• **AVAILABLE DATA**:
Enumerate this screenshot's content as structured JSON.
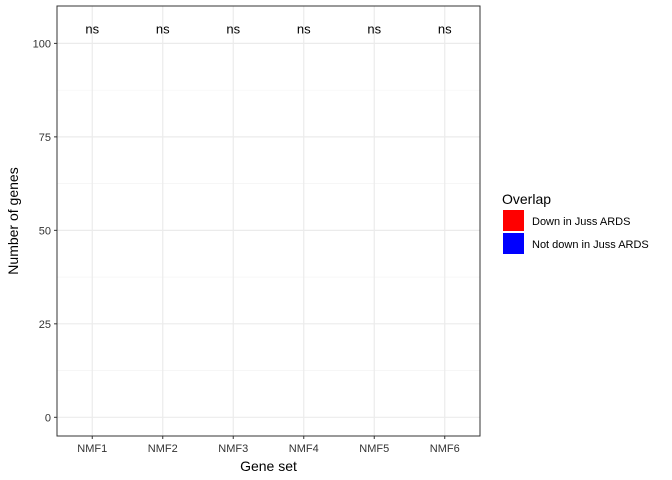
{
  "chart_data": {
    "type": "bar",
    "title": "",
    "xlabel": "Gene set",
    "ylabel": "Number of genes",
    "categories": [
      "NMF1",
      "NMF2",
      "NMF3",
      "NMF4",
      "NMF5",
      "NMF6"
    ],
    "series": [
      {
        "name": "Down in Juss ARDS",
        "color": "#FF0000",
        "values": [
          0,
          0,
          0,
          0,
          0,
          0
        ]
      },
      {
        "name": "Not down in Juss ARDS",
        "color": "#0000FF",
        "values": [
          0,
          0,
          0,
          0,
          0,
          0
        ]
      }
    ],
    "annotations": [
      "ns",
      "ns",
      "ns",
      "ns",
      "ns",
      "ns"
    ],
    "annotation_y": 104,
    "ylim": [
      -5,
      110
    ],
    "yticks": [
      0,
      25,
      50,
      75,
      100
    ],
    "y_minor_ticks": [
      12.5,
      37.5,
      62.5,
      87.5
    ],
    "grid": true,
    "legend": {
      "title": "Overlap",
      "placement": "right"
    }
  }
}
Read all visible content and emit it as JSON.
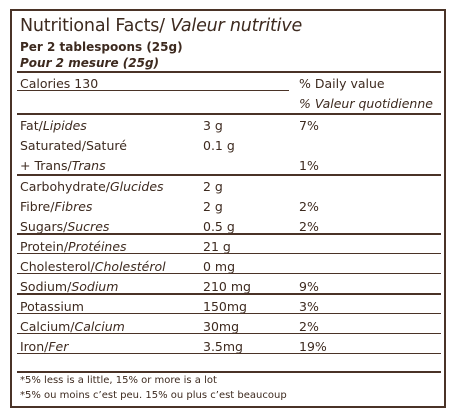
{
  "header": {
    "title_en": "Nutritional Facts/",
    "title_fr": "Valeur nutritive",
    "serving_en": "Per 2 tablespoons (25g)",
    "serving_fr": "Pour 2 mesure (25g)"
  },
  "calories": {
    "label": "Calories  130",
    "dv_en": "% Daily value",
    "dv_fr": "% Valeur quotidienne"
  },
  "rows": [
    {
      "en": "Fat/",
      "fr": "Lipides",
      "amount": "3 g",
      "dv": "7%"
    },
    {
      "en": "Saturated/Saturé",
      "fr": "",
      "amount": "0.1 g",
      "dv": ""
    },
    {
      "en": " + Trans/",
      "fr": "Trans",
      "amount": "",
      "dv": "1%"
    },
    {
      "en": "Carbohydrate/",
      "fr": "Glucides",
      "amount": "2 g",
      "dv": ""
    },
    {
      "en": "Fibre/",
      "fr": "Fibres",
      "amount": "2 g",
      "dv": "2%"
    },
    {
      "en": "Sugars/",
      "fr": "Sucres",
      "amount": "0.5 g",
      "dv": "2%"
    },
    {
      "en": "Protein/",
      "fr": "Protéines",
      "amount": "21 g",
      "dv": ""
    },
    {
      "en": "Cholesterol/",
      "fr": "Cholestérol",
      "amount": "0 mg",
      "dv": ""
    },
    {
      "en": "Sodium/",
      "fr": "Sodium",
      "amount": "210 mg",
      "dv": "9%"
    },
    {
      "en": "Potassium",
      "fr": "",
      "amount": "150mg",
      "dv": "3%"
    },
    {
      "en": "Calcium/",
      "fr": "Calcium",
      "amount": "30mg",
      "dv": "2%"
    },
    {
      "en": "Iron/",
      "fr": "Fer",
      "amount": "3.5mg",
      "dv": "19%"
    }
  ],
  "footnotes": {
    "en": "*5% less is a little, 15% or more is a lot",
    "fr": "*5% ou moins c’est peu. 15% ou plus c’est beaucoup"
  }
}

• **EXERCISE**:
An exact reproduction of every record above is required, with no pictures included.

• **ANSWER AREA**:
Enumerate this screenshot's content as structured JSON.
{
  "chart_data": {
    "type": "bar",
    "title": "",
    "xlabel": "Gene set",
    "ylabel": "Number of genes",
    "categories": [
      "NMF1",
      "NMF2",
      "NMF3",
      "NMF4",
      "NMF5",
      "NMF6"
    ],
    "series": [
      {
        "name": "Down in Juss ARDS",
        "color": "#FF0000",
        "values": [
          0,
          0,
          0,
          0,
          0,
          0
        ]
      },
      {
        "name": "Not down in Juss ARDS",
        "color": "#0000FF",
        "values": [
          0,
          0,
          0,
          0,
          0,
          0
        ]
      }
    ],
    "annotations": [
      "ns",
      "ns",
      "ns",
      "ns",
      "ns",
      "ns"
    ],
    "annotation_y": 104,
    "ylim": [
      -5,
      110
    ],
    "yticks": [
      0,
      25,
      50,
      75,
      100
    ],
    "y_minor_ticks": [
      12.5,
      37.5,
      62.5,
      87.5
    ],
    "grid": true,
    "legend": {
      "title": "Overlap",
      "placement": "right"
    }
  }
}
Read all visible content and emit it as JSON.
{
  "header": {
    "title_en": "Nutritional Facts/",
    "title_fr": "Valeur nutritive",
    "serving_en": "Per 2 tablespoons (25g)",
    "serving_fr": "Pour 2 mesure (25g)"
  },
  "calories": {
    "label": "Calories  130",
    "dv_en": "% Daily value",
    "dv_fr": "% Valeur quotidienne"
  },
  "rows": [
    {
      "en": "Fat/",
      "fr": "Lipides",
      "amount": "3 g",
      "dv": "7%"
    },
    {
      "en": "Saturated/Saturé",
      "fr": "",
      "amount": "0.1 g",
      "dv": ""
    },
    {
      "en": " + Trans/",
      "fr": "Trans",
      "amount": "",
      "dv": "1%"
    },
    {
      "en": "Carbohydrate/",
      "fr": "Glucides",
      "amount": "2 g",
      "dv": ""
    },
    {
      "en": "Fibre/",
      "fr": "Fibres",
      "amount": "2 g",
      "dv": "2%"
    },
    {
      "en": "Sugars/",
      "fr": "Sucres",
      "amount": "0.5 g",
      "dv": "2%"
    },
    {
      "en": "Protein/",
      "fr": "Protéines",
      "amount": "21 g",
      "dv": ""
    },
    {
      "en": "Cholesterol/",
      "fr": "Cholestérol",
      "amount": "0 mg",
      "dv": ""
    },
    {
      "en": "Sodium/",
      "fr": "Sodium",
      "amount": "210 mg",
      "dv": "9%"
    },
    {
      "en": "Potassium",
      "fr": "",
      "amount": "150mg",
      "dv": "3%"
    },
    {
      "en": "Calcium/",
      "fr": "Calcium",
      "amount": "30mg",
      "dv": "2%"
    },
    {
      "en": "Iron/",
      "fr": "Fer",
      "amount": "3.5mg",
      "dv": "19%"
    }
  ],
  "footnotes": {
    "en": "*5% less is a little, 15% or more is a lot",
    "fr": "*5% ou moins c’est peu. 15% ou plus c’est beaucoup"
  }
}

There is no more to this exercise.